> **DATA TO USE**
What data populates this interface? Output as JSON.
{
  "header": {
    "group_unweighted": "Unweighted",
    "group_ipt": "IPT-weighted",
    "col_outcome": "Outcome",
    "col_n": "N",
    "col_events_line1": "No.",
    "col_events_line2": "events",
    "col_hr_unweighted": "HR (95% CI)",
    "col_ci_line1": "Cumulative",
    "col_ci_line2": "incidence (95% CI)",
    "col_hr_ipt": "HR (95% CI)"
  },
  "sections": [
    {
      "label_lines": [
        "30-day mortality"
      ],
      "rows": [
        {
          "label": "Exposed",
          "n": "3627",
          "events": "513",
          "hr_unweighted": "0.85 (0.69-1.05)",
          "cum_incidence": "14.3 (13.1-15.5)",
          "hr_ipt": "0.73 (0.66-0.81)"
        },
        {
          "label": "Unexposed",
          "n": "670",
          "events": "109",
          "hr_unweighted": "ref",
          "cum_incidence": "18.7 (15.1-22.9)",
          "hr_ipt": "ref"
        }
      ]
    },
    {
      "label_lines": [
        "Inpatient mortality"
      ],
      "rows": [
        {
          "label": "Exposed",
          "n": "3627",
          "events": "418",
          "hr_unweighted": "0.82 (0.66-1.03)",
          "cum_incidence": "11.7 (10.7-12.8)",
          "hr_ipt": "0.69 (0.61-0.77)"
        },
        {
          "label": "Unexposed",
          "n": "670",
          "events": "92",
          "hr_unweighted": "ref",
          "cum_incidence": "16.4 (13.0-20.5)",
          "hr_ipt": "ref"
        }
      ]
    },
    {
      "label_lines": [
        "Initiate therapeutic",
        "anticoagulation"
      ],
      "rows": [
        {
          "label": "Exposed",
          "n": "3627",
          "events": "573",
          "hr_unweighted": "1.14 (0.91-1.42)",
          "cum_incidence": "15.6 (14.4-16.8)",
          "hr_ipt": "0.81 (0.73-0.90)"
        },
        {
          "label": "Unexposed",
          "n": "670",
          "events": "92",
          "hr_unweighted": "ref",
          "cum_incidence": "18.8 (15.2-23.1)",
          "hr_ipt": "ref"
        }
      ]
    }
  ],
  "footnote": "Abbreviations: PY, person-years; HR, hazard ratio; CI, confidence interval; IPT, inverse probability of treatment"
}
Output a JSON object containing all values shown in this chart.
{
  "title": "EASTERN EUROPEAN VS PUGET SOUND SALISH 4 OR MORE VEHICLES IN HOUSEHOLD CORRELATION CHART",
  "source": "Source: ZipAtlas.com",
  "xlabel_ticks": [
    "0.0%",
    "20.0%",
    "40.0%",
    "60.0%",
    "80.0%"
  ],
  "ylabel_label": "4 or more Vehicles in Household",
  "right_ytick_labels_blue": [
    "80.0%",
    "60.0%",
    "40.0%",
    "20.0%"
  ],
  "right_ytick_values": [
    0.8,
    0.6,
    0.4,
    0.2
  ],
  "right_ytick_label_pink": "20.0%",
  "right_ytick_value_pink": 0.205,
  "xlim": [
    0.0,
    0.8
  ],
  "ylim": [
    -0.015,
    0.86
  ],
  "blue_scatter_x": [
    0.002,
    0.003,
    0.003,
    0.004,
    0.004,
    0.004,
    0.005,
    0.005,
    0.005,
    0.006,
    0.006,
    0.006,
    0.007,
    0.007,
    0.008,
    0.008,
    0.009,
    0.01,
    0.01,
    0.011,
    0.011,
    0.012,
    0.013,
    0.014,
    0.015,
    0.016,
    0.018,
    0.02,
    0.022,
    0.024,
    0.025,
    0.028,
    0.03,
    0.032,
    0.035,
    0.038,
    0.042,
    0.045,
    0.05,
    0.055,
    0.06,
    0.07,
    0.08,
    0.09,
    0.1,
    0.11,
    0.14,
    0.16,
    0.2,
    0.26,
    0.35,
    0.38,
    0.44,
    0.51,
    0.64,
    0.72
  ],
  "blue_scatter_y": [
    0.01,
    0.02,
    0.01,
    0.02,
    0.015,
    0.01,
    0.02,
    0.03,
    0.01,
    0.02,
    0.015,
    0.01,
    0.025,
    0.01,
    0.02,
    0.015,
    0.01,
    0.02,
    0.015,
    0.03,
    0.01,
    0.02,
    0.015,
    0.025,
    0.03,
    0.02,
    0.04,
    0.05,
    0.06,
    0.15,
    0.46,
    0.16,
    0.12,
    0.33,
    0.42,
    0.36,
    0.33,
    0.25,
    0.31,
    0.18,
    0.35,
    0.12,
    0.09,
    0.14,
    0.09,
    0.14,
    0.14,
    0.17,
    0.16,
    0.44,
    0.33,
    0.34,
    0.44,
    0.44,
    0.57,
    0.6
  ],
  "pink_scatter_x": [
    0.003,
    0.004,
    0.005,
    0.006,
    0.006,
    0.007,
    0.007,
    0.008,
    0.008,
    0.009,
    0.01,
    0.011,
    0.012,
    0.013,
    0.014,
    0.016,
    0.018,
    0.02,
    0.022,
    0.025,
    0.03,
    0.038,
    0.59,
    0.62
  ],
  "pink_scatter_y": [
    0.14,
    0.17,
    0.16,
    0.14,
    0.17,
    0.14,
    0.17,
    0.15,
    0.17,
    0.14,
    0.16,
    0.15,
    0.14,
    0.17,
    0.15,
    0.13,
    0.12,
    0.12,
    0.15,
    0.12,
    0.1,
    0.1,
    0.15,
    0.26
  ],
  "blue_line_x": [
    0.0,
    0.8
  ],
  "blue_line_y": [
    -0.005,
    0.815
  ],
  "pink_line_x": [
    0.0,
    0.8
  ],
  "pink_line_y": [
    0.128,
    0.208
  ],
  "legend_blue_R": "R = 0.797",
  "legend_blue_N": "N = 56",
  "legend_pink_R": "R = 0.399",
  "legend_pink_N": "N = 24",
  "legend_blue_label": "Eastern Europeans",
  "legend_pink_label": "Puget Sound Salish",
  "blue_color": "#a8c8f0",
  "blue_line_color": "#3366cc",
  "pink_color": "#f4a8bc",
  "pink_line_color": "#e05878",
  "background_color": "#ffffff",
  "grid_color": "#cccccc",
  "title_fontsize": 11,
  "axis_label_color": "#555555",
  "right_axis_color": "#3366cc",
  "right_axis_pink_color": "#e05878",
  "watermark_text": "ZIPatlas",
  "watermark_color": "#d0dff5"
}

> **WHAT IS NEEDED**
Output the lines above verbatim and in full.

> **SOLUTION TO THE EXERCISE**
What data populates this interface? Output as JSON.
{
  "header": {
    "group_unweighted": "Unweighted",
    "group_ipt": "IPT-weighted",
    "col_outcome": "Outcome",
    "col_n": "N",
    "col_events_line1": "No.",
    "col_events_line2": "events",
    "col_hr_unweighted": "HR (95% CI)",
    "col_ci_line1": "Cumulative",
    "col_ci_line2": "incidence (95% CI)",
    "col_hr_ipt": "HR (95% CI)"
  },
  "sections": [
    {
      "label_lines": [
        "30-day mortality"
      ],
      "rows": [
        {
          "label": "Exposed",
          "n": "3627",
          "events": "513",
          "hr_unweighted": "0.85 (0.69-1.05)",
          "cum_incidence": "14.3 (13.1-15.5)",
          "hr_ipt": "0.73 (0.66-0.81)"
        },
        {
          "label": "Unexposed",
          "n": "670",
          "events": "109",
          "hr_unweighted": "ref",
          "cum_incidence": "18.7 (15.1-22.9)",
          "hr_ipt": "ref"
        }
      ]
    },
    {
      "label_lines": [
        "Inpatient mortality"
      ],
      "rows": [
        {
          "label": "Exposed",
          "n": "3627",
          "events": "418",
          "hr_unweighted": "0.82 (0.66-1.03)",
          "cum_incidence": "11.7 (10.7-12.8)",
          "hr_ipt": "0.69 (0.61-0.77)"
        },
        {
          "label": "Unexposed",
          "n": "670",
          "events": "92",
          "hr_unweighted": "ref",
          "cum_incidence": "16.4 (13.0-20.5)",
          "hr_ipt": "ref"
        }
      ]
    },
    {
      "label_lines": [
        "Initiate therapeutic",
        "anticoagulation"
      ],
      "rows": [
        {
          "label": "Exposed",
          "n": "3627",
          "events": "573",
          "hr_unweighted": "1.14 (0.91-1.42)",
          "cum_incidence": "15.6 (14.4-16.8)",
          "hr_ipt": "0.81 (0.73-0.90)"
        },
        {
          "label": "Unexposed",
          "n": "670",
          "events": "92",
          "hr_unweighted": "ref",
          "cum_incidence": "18.8 (15.2-23.1)",
          "hr_ipt": "ref"
        }
      ]
    }
  ],
  "footnote": "Abbreviations: PY, person-years; HR, hazard ratio; CI, confidence interval; IPT, inverse probability of treatment"
}
Output a JSON object containing all values shown in this chart.
{
  "title": "EASTERN EUROPEAN VS PUGET SOUND SALISH 4 OR MORE VEHICLES IN HOUSEHOLD CORRELATION CHART",
  "source": "Source: ZipAtlas.com",
  "xlabel_ticks": [
    "0.0%",
    "20.0%",
    "40.0%",
    "60.0%",
    "80.0%"
  ],
  "ylabel_label": "4 or more Vehicles in Household",
  "right_ytick_labels_blue": [
    "80.0%",
    "60.0%",
    "40.0%",
    "20.0%"
  ],
  "right_ytick_values": [
    0.8,
    0.6,
    0.4,
    0.2
  ],
  "right_ytick_label_pink": "20.0%",
  "right_ytick_value_pink": 0.205,
  "xlim": [
    0.0,
    0.8
  ],
  "ylim": [
    -0.015,
    0.86
  ],
  "blue_scatter_x": [
    0.002,
    0.003,
    0.003,
    0.004,
    0.004,
    0.004,
    0.005,
    0.005,
    0.005,
    0.006,
    0.006,
    0.006,
    0.007,
    0.007,
    0.008,
    0.008,
    0.009,
    0.01,
    0.01,
    0.011,
    0.011,
    0.012,
    0.013,
    0.014,
    0.015,
    0.016,
    0.018,
    0.02,
    0.022,
    0.024,
    0.025,
    0.028,
    0.03,
    0.032,
    0.035,
    0.038,
    0.042,
    0.045,
    0.05,
    0.055,
    0.06,
    0.07,
    0.08,
    0.09,
    0.1,
    0.11,
    0.14,
    0.16,
    0.2,
    0.26,
    0.35,
    0.38,
    0.44,
    0.51,
    0.64,
    0.72
  ],
  "blue_scatter_y": [
    0.01,
    0.02,
    0.01,
    0.02,
    0.015,
    0.01,
    0.02,
    0.03,
    0.01,
    0.02,
    0.015,
    0.01,
    0.025,
    0.01,
    0.02,
    0.015,
    0.01,
    0.02,
    0.015,
    0.03,
    0.01,
    0.02,
    0.015,
    0.025,
    0.03,
    0.02,
    0.04,
    0.05,
    0.06,
    0.15,
    0.46,
    0.16,
    0.12,
    0.33,
    0.42,
    0.36,
    0.33,
    0.25,
    0.31,
    0.18,
    0.35,
    0.12,
    0.09,
    0.14,
    0.09,
    0.14,
    0.14,
    0.17,
    0.16,
    0.44,
    0.33,
    0.34,
    0.44,
    0.44,
    0.57,
    0.6
  ],
  "pink_scatter_x": [
    0.003,
    0.004,
    0.005,
    0.006,
    0.006,
    0.007,
    0.007,
    0.008,
    0.008,
    0.009,
    0.01,
    0.011,
    0.012,
    0.013,
    0.014,
    0.016,
    0.018,
    0.02,
    0.022,
    0.025,
    0.03,
    0.038,
    0.59,
    0.62
  ],
  "pink_scatter_y": [
    0.14,
    0.17,
    0.16,
    0.14,
    0.17,
    0.14,
    0.17,
    0.15,
    0.17,
    0.14,
    0.16,
    0.15,
    0.14,
    0.17,
    0.15,
    0.13,
    0.12,
    0.12,
    0.15,
    0.12,
    0.1,
    0.1,
    0.15,
    0.26
  ],
  "blue_line_x": [
    0.0,
    0.8
  ],
  "blue_line_y": [
    -0.005,
    0.815
  ],
  "pink_line_x": [
    0.0,
    0.8
  ],
  "pink_line_y": [
    0.128,
    0.208
  ],
  "legend_blue_R": "R = 0.797",
  "legend_blue_N": "N = 56",
  "legend_pink_R": "R = 0.399",
  "legend_pink_N": "N = 24",
  "legend_blue_label": "Eastern Europeans",
  "legend_pink_label": "Puget Sound Salish",
  "blue_color": "#a8c8f0",
  "blue_line_color": "#3366cc",
  "pink_color": "#f4a8bc",
  "pink_line_color": "#e05878",
  "background_color": "#ffffff",
  "grid_color": "#cccccc",
  "title_fontsize": 11,
  "axis_label_color": "#555555",
  "right_axis_color": "#3366cc",
  "right_axis_pink_color": "#e05878",
  "watermark_text": "ZIPatlas",
  "watermark_color": "#d0dff5"
}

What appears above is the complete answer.